_Stated exercise_. Repeat the material verbatim and drop the pictures.

##############################

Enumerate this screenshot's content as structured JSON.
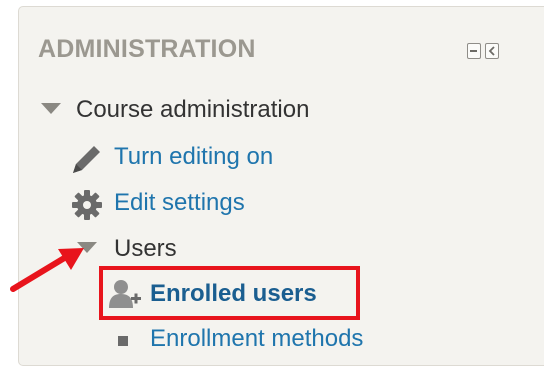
{
  "block": {
    "title": "ADMINISTRATION",
    "controls": {
      "hide_icon": "minus-box-icon",
      "dock_icon": "dock-left-icon"
    }
  },
  "tree": {
    "course_admin": {
      "label": "Course administration",
      "icon": "triangle-down-icon"
    },
    "turn_editing": {
      "label": "Turn editing on",
      "icon": "pencil-icon"
    },
    "edit_settings": {
      "label": "Edit settings",
      "icon": "gear-icon"
    },
    "users": {
      "label": "Users",
      "icon": "triangle-down-icon"
    },
    "enrolled_users": {
      "label": "Enrolled users",
      "icon": "user-add-icon"
    },
    "enrollment_methods": {
      "label": "Enrollment methods",
      "icon": "bullet-icon"
    }
  },
  "annotation": {
    "arrow_color": "#e8141c",
    "box_color": "#e8141c"
  }
}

##############################

_Solved problem_.
Enumerate this screenshot's content as structured JSON.
{
  "block": {
    "title": "ADMINISTRATION",
    "controls": {
      "hide_icon": "minus-box-icon",
      "dock_icon": "dock-left-icon"
    }
  },
  "tree": {
    "course_admin": {
      "label": "Course administration",
      "icon": "triangle-down-icon"
    },
    "turn_editing": {
      "label": "Turn editing on",
      "icon": "pencil-icon"
    },
    "edit_settings": {
      "label": "Edit settings",
      "icon": "gear-icon"
    },
    "users": {
      "label": "Users",
      "icon": "triangle-down-icon"
    },
    "enrolled_users": {
      "label": "Enrolled users",
      "icon": "user-add-icon"
    },
    "enrollment_methods": {
      "label": "Enrollment methods",
      "icon": "bullet-icon"
    }
  },
  "annotation": {
    "arrow_color": "#e8141c",
    "box_color": "#e8141c"
  }
}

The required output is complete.